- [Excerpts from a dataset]
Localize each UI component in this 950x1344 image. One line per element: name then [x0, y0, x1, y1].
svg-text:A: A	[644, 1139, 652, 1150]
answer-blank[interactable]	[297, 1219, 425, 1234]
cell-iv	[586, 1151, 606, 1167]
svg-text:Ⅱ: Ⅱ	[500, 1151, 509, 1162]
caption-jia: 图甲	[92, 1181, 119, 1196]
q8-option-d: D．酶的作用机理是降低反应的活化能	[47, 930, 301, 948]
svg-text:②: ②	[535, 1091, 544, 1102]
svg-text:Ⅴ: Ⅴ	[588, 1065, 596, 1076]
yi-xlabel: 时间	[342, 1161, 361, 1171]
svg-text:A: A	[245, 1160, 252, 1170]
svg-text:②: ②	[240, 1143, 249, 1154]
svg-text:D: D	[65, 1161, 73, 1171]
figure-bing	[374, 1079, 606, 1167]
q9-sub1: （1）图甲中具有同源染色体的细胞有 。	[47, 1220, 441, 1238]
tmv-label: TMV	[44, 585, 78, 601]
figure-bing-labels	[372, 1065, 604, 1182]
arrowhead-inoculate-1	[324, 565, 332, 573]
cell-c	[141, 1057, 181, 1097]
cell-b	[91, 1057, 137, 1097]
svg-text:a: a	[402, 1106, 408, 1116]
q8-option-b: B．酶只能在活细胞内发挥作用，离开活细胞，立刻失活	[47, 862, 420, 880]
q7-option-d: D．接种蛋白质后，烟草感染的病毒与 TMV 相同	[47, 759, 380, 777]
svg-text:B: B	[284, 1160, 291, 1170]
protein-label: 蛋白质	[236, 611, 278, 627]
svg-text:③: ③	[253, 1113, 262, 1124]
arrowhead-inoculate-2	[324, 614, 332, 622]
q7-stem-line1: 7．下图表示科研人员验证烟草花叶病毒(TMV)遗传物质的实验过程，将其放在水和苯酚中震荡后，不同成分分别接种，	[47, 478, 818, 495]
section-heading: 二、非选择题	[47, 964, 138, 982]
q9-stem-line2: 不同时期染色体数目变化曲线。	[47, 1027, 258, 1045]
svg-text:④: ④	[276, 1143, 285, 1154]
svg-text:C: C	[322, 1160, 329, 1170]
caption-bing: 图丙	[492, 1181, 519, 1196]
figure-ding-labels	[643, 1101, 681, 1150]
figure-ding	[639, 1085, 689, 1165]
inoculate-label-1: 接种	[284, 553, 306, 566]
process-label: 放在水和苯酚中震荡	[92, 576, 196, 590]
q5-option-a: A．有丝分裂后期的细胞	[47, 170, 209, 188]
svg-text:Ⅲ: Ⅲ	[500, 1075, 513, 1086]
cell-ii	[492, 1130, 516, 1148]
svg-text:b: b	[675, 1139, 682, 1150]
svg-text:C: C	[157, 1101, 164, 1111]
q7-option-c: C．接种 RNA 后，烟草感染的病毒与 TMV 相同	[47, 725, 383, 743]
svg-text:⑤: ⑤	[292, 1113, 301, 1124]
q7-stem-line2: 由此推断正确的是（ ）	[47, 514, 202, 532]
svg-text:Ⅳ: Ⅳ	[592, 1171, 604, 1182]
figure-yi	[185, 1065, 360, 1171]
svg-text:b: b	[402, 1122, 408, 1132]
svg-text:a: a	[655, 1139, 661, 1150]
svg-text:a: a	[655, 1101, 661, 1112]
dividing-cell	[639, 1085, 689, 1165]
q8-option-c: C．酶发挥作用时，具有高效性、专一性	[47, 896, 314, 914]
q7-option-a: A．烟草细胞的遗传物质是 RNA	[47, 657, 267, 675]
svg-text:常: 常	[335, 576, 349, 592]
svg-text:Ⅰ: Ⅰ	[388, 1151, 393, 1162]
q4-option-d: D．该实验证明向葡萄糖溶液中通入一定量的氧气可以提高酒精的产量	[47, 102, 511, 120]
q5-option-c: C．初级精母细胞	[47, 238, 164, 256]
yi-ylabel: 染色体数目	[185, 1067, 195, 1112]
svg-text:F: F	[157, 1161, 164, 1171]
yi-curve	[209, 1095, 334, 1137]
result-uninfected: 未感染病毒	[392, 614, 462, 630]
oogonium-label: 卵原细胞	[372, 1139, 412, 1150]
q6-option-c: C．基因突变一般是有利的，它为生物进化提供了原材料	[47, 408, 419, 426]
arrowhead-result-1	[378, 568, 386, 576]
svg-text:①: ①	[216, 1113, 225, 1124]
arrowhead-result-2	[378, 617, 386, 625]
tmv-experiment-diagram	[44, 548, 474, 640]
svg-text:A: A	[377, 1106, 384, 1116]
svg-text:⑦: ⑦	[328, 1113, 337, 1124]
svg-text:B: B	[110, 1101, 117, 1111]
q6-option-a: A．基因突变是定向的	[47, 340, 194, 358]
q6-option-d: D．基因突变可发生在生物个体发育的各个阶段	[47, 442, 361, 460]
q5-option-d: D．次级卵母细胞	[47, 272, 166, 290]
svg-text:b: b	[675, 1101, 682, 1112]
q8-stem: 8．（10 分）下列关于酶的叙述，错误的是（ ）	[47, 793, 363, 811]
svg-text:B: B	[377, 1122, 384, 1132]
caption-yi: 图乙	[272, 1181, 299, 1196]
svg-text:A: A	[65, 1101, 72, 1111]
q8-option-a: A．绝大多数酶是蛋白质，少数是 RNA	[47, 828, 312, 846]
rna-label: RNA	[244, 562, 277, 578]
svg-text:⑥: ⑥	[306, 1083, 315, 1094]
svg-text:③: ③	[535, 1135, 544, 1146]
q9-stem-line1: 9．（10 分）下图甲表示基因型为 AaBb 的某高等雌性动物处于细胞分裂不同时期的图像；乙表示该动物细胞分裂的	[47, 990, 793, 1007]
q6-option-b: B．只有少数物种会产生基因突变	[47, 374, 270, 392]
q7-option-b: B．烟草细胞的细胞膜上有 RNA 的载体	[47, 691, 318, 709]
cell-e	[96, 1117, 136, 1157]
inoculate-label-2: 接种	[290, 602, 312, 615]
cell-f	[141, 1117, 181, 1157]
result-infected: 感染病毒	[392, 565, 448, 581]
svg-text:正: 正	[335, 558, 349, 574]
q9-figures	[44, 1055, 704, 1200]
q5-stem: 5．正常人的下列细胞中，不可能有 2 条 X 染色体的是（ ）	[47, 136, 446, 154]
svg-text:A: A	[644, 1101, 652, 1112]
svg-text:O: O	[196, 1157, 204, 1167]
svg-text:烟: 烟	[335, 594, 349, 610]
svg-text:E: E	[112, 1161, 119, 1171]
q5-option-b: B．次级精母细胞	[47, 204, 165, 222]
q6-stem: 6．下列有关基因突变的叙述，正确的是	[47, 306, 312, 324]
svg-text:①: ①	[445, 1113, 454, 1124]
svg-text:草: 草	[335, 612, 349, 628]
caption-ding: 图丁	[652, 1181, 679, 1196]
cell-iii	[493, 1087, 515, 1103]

- [Directions for this task]
Each line of the data is to be transcribed exactly.

- [Completed exercise]
Localize each UI component in this 950x1344 image. One line per element: name then [x0, y0, x1, y1].
svg-text:A: A	[644, 1139, 652, 1150]
answer-blank[interactable]	[297, 1219, 425, 1234]
cell-iv	[586, 1151, 606, 1167]
svg-text:Ⅱ: Ⅱ	[500, 1151, 509, 1162]
caption-jia: 图甲	[92, 1181, 119, 1196]
q8-option-d: D．酶的作用机理是降低反应的活化能	[47, 930, 301, 948]
svg-text:②: ②	[535, 1091, 544, 1102]
svg-text:Ⅴ: Ⅴ	[588, 1065, 596, 1076]
yi-xlabel: 时间	[342, 1161, 361, 1171]
svg-text:A: A	[245, 1160, 252, 1170]
svg-text:②: ②	[240, 1143, 249, 1154]
svg-text:D: D	[65, 1161, 73, 1171]
figure-bing	[374, 1079, 606, 1167]
q9-sub1: （1）图甲中具有同源染色体的细胞有 。	[47, 1220, 441, 1238]
tmv-label: TMV	[44, 585, 78, 601]
figure-bing-labels	[372, 1065, 604, 1182]
arrowhead-inoculate-1	[324, 565, 332, 573]
cell-c	[141, 1057, 181, 1097]
cell-b	[91, 1057, 137, 1097]
svg-text:a: a	[402, 1106, 408, 1116]
q8-option-b: B．酶只能在活细胞内发挥作用，离开活细胞，立刻失活	[47, 862, 420, 880]
q7-option-d: D．接种蛋白质后，烟草感染的病毒与 TMV 相同	[47, 759, 380, 777]
svg-text:B: B	[284, 1160, 291, 1170]
protein-label: 蛋白质	[236, 611, 278, 627]
svg-text:③: ③	[253, 1113, 262, 1124]
arrowhead-inoculate-2	[324, 614, 332, 622]
q7-stem-line1: 7．下图表示科研人员验证烟草花叶病毒(TMV)遗传物质的实验过程，将其放在水和苯酚中震荡后，不同成分分别接种，	[47, 478, 818, 495]
section-heading: 二、非选择题	[47, 964, 138, 982]
q9-stem-line2: 不同时期染色体数目变化曲线。	[47, 1027, 258, 1045]
svg-text:④: ④	[276, 1143, 285, 1154]
svg-text:C: C	[322, 1160, 329, 1170]
caption-bing: 图丙	[492, 1181, 519, 1196]
figure-ding-labels	[643, 1101, 681, 1150]
figure-ding	[639, 1085, 689, 1165]
inoculate-label-1: 接种	[284, 553, 306, 566]
process-label: 放在水和苯酚中震荡	[92, 576, 196, 590]
q5-option-a: A．有丝分裂后期的细胞	[47, 170, 209, 188]
svg-text:Ⅲ: Ⅲ	[500, 1075, 513, 1086]
cell-ii	[492, 1130, 516, 1148]
svg-text:b: b	[675, 1139, 682, 1150]
svg-text:C: C	[157, 1101, 164, 1111]
q7-option-c: C．接种 RNA 后，烟草感染的病毒与 TMV 相同	[47, 725, 383, 743]
svg-text:⑤: ⑤	[292, 1113, 301, 1124]
q7-stem-line2: 由此推断正确的是（ ）	[47, 514, 202, 532]
svg-text:Ⅳ: Ⅳ	[592, 1171, 604, 1182]
figure-yi	[185, 1065, 360, 1171]
svg-text:b: b	[402, 1122, 408, 1132]
svg-text:a: a	[655, 1139, 661, 1150]
svg-text:a: a	[655, 1101, 661, 1112]
dividing-cell	[639, 1085, 689, 1165]
q8-option-c: C．酶发挥作用时，具有高效性、专一性	[47, 896, 314, 914]
q7-option-a: A．烟草细胞的遗传物质是 RNA	[47, 657, 267, 675]
svg-text:常: 常	[335, 576, 349, 592]
svg-text:Ⅰ: Ⅰ	[388, 1151, 393, 1162]
q4-option-d: D．该实验证明向葡萄糖溶液中通入一定量的氧气可以提高酒精的产量	[47, 102, 511, 120]
q5-option-c: C．初级精母细胞	[47, 238, 164, 256]
yi-ylabel: 染色体数目	[185, 1067, 195, 1112]
svg-text:F: F	[157, 1161, 164, 1171]
yi-curve	[209, 1095, 334, 1137]
result-uninfected: 未感染病毒	[392, 614, 462, 630]
oogonium-label: 卵原细胞	[372, 1139, 412, 1150]
q6-option-c: C．基因突变一般是有利的，它为生物进化提供了原材料	[47, 408, 419, 426]
arrowhead-result-1	[378, 568, 386, 576]
svg-text:①: ①	[216, 1113, 225, 1124]
arrowhead-result-2	[378, 617, 386, 625]
tmv-experiment-diagram	[44, 548, 474, 640]
svg-text:A: A	[377, 1106, 384, 1116]
svg-text:⑦: ⑦	[328, 1113, 337, 1124]
svg-text:B: B	[110, 1101, 117, 1111]
q6-option-a: A．基因突变是定向的	[47, 340, 194, 358]
q6-option-d: D．基因突变可发生在生物个体发育的各个阶段	[47, 442, 361, 460]
q5-option-d: D．次级卵母细胞	[47, 272, 166, 290]
svg-text:b: b	[675, 1101, 682, 1112]
q8-stem: 8．（10 分）下列关于酶的叙述，错误的是（ ）	[47, 793, 363, 811]
svg-text:B: B	[377, 1122, 384, 1132]
caption-yi: 图乙	[272, 1181, 299, 1196]
svg-text:A: A	[65, 1101, 72, 1111]
q8-option-a: A．绝大多数酶是蛋白质，少数是 RNA	[47, 828, 312, 846]
rna-label: RNA	[244, 562, 277, 578]
svg-text:⑥: ⑥	[306, 1083, 315, 1094]
svg-text:③: ③	[535, 1135, 544, 1146]
q9-stem-line1: 9．（10 分）下图甲表示基因型为 AaBb 的某高等雌性动物处于细胞分裂不同时期的图像；乙表示该动物细胞分裂的	[47, 990, 793, 1007]
q6-option-b: B．只有少数物种会产生基因突变	[47, 374, 270, 392]
q7-option-b: B．烟草细胞的细胞膜上有 RNA 的载体	[47, 691, 318, 709]
cell-e	[96, 1117, 136, 1157]
inoculate-label-2: 接种	[290, 602, 312, 615]
cell-f	[141, 1117, 181, 1157]
result-infected: 感染病毒	[392, 565, 448, 581]
svg-text:正: 正	[335, 558, 349, 574]
q9-figures	[44, 1055, 704, 1200]
q5-stem: 5．正常人的下列细胞中，不可能有 2 条 X 染色体的是（ ）	[47, 136, 446, 154]
svg-text:A: A	[644, 1101, 652, 1112]
svg-text:O: O	[196, 1157, 204, 1167]
svg-text:烟: 烟	[335, 594, 349, 610]
svg-text:E: E	[112, 1161, 119, 1171]
q5-option-b: B．次级精母细胞	[47, 204, 165, 222]
q6-stem: 6．下列有关基因突变的叙述，正确的是	[47, 306, 312, 324]
svg-text:①: ①	[445, 1113, 454, 1124]
svg-text:草: 草	[335, 612, 349, 628]
caption-ding: 图丁	[652, 1181, 679, 1196]
cell-iii	[493, 1087, 515, 1103]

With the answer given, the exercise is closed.